Items listed in a dataset:
* Begin *
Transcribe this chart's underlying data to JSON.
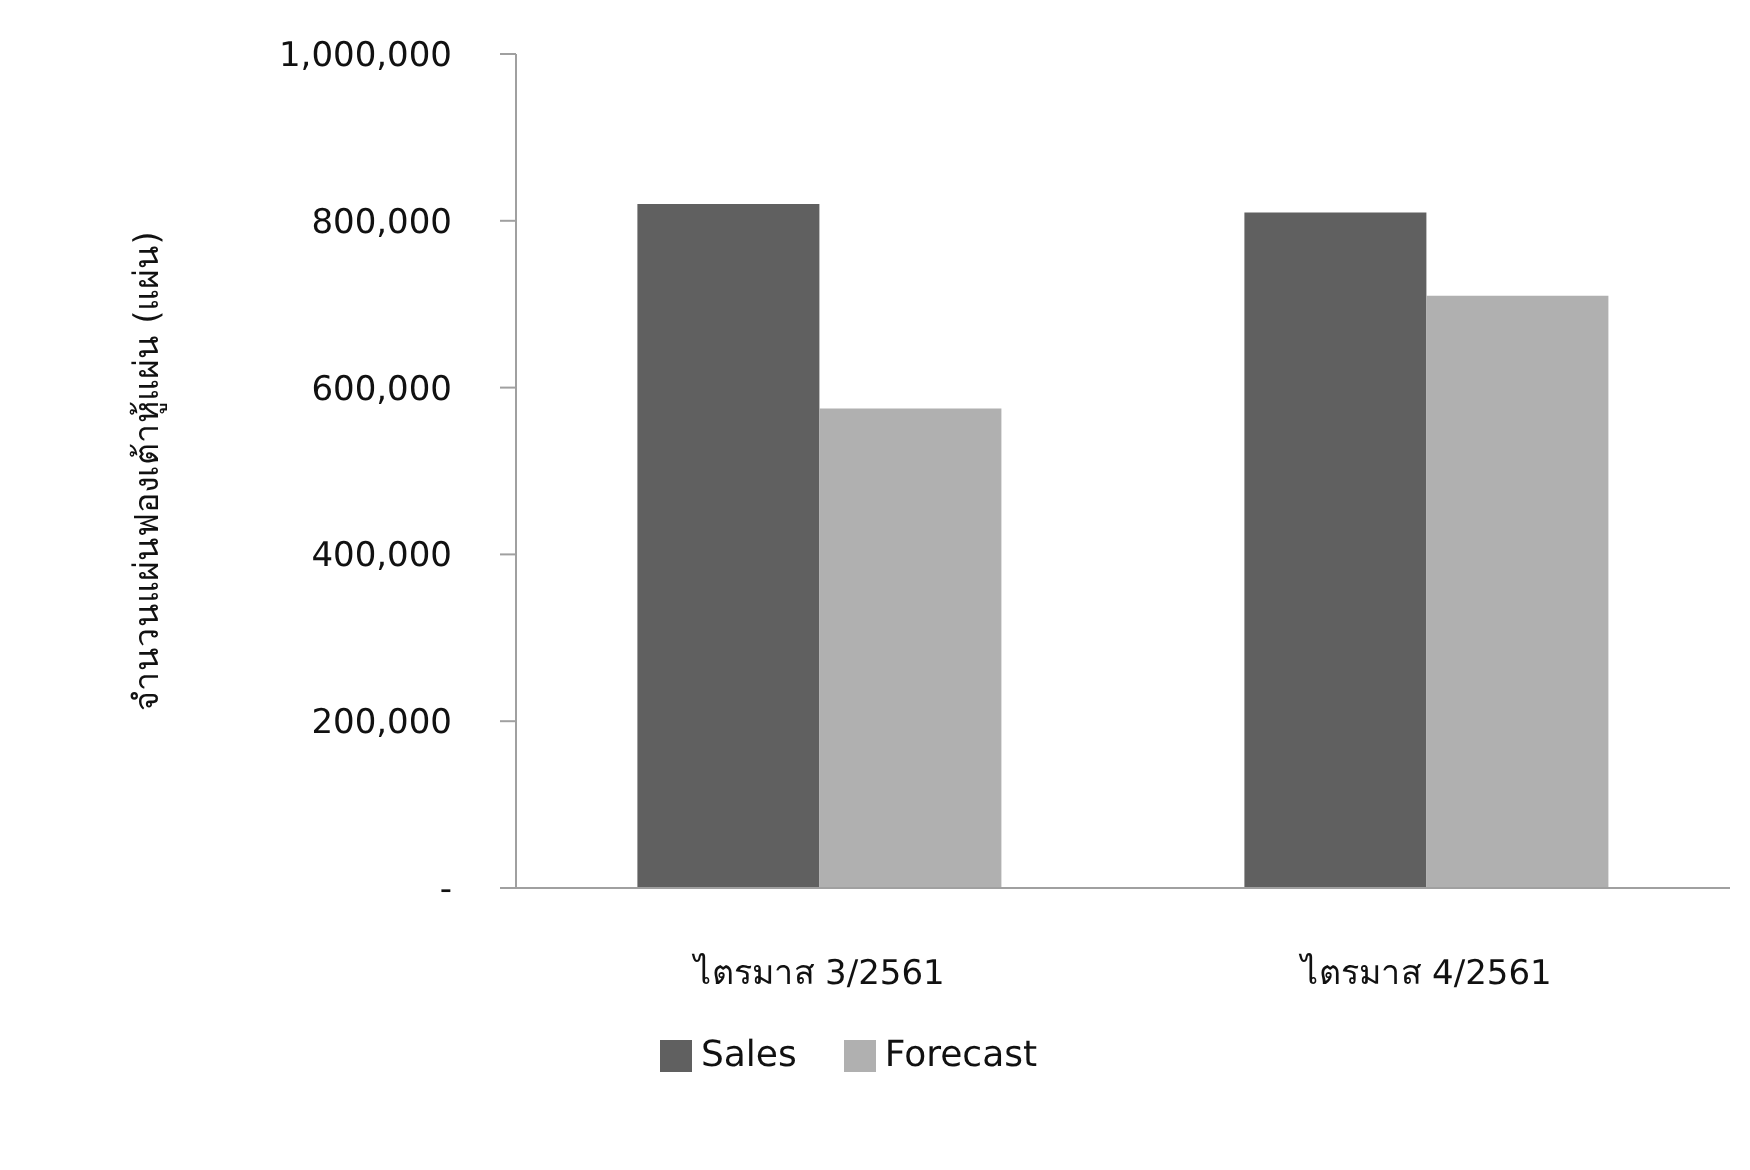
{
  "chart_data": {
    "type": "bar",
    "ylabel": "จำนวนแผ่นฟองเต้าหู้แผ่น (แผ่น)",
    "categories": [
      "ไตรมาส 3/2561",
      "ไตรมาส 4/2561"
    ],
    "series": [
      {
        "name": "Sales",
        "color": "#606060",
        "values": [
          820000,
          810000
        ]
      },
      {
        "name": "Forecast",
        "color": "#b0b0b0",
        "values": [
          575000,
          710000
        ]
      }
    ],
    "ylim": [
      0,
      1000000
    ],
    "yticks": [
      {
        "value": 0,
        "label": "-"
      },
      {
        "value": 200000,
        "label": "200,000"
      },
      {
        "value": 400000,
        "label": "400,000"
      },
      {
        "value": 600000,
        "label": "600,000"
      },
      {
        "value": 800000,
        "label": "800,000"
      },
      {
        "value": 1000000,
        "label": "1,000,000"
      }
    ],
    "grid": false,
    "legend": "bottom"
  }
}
* End *
* Begin *
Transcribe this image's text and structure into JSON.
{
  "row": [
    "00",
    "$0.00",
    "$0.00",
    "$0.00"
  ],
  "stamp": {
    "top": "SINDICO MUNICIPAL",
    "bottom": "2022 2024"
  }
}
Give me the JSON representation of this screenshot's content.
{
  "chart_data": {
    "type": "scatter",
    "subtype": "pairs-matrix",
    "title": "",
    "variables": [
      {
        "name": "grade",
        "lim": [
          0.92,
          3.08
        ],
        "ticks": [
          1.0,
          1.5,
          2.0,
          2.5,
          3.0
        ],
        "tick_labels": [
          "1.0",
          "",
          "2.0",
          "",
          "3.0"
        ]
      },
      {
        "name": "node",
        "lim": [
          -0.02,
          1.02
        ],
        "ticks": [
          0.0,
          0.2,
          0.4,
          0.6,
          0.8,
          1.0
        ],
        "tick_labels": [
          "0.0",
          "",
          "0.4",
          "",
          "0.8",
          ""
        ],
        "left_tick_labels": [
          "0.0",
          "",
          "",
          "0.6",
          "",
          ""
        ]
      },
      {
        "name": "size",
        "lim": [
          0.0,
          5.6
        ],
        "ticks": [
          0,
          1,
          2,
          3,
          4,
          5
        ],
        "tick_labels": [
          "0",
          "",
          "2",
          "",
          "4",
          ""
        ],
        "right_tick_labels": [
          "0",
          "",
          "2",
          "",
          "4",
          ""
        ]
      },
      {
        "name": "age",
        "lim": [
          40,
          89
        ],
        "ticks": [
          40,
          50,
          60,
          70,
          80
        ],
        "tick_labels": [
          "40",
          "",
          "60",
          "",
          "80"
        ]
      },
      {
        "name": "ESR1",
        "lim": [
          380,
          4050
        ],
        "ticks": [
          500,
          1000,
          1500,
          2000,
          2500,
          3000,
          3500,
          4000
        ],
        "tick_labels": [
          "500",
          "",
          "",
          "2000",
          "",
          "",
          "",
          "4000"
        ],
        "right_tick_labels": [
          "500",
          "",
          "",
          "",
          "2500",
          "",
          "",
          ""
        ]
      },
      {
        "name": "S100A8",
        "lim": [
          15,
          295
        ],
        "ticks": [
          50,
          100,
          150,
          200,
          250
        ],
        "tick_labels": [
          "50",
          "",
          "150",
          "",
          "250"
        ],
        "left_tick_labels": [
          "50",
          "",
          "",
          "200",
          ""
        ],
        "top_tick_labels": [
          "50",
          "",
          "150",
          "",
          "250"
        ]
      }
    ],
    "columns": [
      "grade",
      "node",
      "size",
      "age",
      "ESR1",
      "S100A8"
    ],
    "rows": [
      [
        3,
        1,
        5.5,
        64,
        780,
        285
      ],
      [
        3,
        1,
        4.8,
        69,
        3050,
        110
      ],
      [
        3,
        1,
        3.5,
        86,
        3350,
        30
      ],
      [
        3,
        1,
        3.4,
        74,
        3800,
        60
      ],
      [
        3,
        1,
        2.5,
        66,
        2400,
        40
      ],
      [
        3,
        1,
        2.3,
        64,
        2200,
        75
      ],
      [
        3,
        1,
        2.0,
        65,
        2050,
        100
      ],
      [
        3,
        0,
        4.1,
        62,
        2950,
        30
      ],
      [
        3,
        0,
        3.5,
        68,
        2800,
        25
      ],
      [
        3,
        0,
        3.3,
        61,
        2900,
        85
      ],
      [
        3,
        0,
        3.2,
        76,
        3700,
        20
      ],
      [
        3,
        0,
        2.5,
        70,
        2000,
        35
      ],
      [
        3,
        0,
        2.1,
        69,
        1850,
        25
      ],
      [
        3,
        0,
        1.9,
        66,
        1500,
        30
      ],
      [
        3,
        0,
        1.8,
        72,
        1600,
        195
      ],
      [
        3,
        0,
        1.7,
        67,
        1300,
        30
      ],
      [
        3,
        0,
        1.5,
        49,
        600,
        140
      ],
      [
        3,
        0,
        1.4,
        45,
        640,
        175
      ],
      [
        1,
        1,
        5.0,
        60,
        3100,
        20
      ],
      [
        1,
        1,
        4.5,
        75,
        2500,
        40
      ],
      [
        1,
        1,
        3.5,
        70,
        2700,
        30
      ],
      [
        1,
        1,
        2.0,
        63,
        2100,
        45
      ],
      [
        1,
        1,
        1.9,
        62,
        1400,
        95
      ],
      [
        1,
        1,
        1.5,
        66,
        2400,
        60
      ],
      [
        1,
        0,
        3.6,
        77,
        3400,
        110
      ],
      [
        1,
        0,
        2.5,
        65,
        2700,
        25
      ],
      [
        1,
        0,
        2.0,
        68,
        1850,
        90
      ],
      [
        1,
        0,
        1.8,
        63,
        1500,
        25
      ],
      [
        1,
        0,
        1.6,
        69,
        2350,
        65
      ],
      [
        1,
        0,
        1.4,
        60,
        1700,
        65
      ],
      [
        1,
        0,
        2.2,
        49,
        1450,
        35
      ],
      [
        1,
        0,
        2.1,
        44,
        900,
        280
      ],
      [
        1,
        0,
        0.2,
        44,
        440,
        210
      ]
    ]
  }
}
* End *
** Written exercise **
Extract all lines containing the word "Transcribe".

** Finished answer **
Transcribe this chart's underlying data to JSON.
Transcribe this image's text and structure into JSON.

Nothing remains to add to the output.